## Items listed in a dataset
-- Begin --
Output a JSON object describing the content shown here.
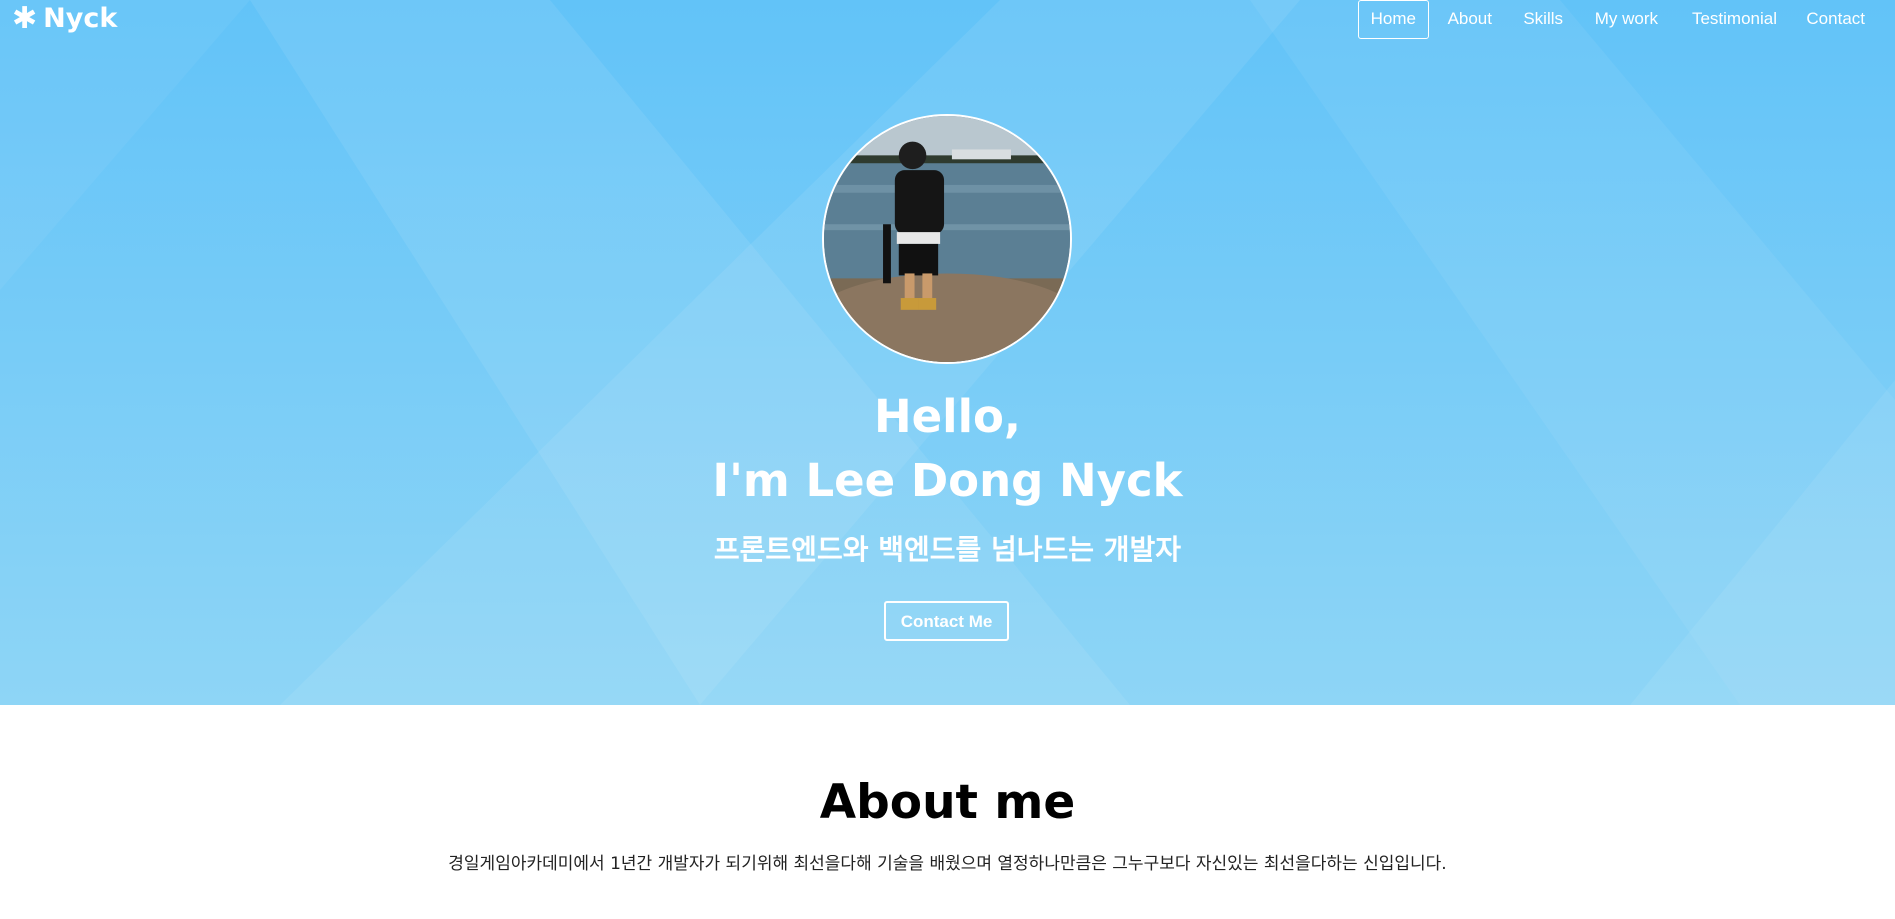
{
  "brand": {
    "icon": "asterisk-icon",
    "name": "Nyck"
  },
  "nav": {
    "items": [
      {
        "label": "Home",
        "active": true
      },
      {
        "label": "About",
        "active": false
      },
      {
        "label": "Skills",
        "active": false
      },
      {
        "label": "My work",
        "active": false
      },
      {
        "label": "Testimonial",
        "active": false
      },
      {
        "label": "Contact",
        "active": false
      }
    ]
  },
  "hero": {
    "greeting_line1": "Hello,",
    "greeting_line2": "I'm Lee Dong Nyck",
    "subtitle": "프론트엔드와 백엔드를 넘나드는 개발자",
    "button_label": "Contact Me",
    "colors": {
      "top": "#62c3f8",
      "bottom": "#8ed5f6"
    }
  },
  "about": {
    "title": "About me",
    "description": "경일게임아카데미에서 1년간 개발자가 되기위해 최선을다해 기술을 배웠으며 열정하나만큼은 그누구보다 자신있는 최선을다하는 신입입니다."
  }
}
-- End --
## TASK REQUIREMENTS
Where does the word "Contact" appear in the listing? List each line that holds it.

## SOLUTION TO THIS PROBLEM
        "label": "Contact",
    "button_label": "Contact Me",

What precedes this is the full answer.